DO THIS:
Lines from the one containing "Give me the" through the end of the data are to be returned exactly, and no others.

Entries taken from a collection:
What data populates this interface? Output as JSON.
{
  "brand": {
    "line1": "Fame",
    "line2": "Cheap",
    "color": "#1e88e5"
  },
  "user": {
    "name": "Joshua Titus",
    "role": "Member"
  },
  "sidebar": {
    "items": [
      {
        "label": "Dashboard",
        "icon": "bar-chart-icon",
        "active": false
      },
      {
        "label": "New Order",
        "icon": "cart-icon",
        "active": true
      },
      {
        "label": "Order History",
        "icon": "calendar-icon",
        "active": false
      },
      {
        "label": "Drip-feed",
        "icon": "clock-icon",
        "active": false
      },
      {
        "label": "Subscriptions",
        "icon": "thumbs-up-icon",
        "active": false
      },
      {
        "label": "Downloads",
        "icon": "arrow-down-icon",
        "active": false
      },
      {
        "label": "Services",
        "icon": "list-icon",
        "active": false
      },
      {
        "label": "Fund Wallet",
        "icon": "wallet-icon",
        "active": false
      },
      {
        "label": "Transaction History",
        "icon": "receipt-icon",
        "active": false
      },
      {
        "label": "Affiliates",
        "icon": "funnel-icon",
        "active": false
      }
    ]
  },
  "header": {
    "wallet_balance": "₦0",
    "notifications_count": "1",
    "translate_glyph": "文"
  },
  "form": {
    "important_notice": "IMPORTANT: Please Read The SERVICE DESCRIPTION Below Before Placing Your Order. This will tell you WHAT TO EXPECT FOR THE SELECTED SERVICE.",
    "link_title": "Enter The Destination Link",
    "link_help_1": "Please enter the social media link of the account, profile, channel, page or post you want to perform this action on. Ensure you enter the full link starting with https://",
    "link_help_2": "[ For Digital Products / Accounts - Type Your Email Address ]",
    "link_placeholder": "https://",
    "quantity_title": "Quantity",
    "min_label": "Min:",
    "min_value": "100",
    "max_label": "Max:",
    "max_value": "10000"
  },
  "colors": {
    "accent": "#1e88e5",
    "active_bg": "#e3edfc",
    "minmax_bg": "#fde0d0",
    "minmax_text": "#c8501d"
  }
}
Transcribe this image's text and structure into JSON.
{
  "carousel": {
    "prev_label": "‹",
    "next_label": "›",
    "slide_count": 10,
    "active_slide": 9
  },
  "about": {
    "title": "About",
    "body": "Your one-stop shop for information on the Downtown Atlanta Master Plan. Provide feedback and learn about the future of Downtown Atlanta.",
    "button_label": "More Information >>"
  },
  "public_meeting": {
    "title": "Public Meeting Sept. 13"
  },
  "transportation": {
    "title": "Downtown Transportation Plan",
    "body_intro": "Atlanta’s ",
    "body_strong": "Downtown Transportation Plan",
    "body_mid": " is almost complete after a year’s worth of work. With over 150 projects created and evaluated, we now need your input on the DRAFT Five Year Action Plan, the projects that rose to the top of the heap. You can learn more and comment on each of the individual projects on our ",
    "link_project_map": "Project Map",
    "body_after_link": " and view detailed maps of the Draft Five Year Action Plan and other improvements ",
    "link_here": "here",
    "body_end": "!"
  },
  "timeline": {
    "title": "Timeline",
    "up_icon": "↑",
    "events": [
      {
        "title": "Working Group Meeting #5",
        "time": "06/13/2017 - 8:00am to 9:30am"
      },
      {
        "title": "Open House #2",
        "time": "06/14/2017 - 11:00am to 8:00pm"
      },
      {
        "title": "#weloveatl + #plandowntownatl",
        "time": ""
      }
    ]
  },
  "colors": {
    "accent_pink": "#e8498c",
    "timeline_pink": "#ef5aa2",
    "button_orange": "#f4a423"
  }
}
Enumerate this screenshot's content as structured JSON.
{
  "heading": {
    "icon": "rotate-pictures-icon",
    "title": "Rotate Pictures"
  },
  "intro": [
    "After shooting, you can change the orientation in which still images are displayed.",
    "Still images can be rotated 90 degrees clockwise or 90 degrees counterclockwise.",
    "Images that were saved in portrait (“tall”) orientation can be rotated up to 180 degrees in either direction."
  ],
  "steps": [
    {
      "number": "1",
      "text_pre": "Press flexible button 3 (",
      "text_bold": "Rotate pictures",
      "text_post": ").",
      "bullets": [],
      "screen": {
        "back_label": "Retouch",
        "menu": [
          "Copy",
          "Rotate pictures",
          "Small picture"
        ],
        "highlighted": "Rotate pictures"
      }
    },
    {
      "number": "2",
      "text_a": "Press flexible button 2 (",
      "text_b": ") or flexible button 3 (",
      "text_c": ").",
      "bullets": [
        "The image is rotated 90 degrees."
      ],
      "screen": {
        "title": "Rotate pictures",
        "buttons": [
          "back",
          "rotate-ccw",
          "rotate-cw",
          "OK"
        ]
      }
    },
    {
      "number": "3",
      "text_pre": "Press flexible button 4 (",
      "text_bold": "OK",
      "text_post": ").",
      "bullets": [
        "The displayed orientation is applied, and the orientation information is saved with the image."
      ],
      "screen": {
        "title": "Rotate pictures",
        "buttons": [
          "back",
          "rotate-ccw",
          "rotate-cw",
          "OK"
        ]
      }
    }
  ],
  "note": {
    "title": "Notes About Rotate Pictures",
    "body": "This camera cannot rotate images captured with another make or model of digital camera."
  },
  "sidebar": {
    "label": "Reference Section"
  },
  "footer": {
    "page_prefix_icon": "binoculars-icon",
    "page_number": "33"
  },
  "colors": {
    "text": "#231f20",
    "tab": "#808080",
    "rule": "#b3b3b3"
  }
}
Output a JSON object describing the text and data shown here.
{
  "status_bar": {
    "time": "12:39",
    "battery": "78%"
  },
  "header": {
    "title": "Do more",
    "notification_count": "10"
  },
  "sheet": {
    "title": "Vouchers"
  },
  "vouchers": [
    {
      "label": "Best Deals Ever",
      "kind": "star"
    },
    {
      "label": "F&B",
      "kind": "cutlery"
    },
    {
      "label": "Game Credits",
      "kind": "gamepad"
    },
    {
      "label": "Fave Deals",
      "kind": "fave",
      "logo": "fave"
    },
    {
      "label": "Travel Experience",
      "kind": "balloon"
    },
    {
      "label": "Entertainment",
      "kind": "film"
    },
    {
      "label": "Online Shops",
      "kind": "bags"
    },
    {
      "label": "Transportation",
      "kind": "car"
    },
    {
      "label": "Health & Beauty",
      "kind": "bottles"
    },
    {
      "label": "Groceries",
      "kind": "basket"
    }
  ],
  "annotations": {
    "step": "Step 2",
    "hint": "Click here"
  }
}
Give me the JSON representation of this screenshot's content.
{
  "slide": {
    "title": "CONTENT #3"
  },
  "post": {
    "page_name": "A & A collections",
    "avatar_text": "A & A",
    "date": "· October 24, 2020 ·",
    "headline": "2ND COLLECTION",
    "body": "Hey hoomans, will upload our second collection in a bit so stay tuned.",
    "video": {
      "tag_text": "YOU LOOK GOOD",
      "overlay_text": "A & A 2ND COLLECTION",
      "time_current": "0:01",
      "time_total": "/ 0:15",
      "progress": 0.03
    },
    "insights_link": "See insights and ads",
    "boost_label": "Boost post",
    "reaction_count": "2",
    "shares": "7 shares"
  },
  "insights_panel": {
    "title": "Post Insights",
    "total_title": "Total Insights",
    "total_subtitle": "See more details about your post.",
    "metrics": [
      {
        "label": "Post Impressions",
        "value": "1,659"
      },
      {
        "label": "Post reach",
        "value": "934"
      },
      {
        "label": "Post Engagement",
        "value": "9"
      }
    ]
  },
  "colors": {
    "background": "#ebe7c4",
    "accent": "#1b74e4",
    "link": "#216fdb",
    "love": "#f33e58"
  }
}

SOLUTION BELOW:
Give me the JSON representation of this screenshot's content.
{
  "slide": {
    "title": "CONTENT #3"
  },
  "post": {
    "page_name": "A & A collections",
    "avatar_text": "A & A",
    "date": "· October 24, 2020 ·",
    "headline": "2ND COLLECTION",
    "body": "Hey hoomans, will upload our second collection in a bit so stay tuned.",
    "video": {
      "tag_text": "YOU LOOK GOOD",
      "overlay_text": "A & A 2ND COLLECTION",
      "time_current": "0:01",
      "time_total": "/ 0:15",
      "progress": 0.03
    },
    "insights_link": "See insights and ads",
    "boost_label": "Boost post",
    "reaction_count": "2",
    "shares": "7 shares"
  },
  "insights_panel": {
    "title": "Post Insights",
    "total_title": "Total Insights",
    "total_subtitle": "See more details about your post.",
    "metrics": [
      {
        "label": "Post Impressions",
        "value": "1,659"
      },
      {
        "label": "Post reach",
        "value": "934"
      },
      {
        "label": "Post Engagement",
        "value": "9"
      }
    ]
  },
  "colors": {
    "background": "#ebe7c4",
    "accent": "#1b74e4",
    "link": "#216fdb",
    "love": "#f33e58"
  }
}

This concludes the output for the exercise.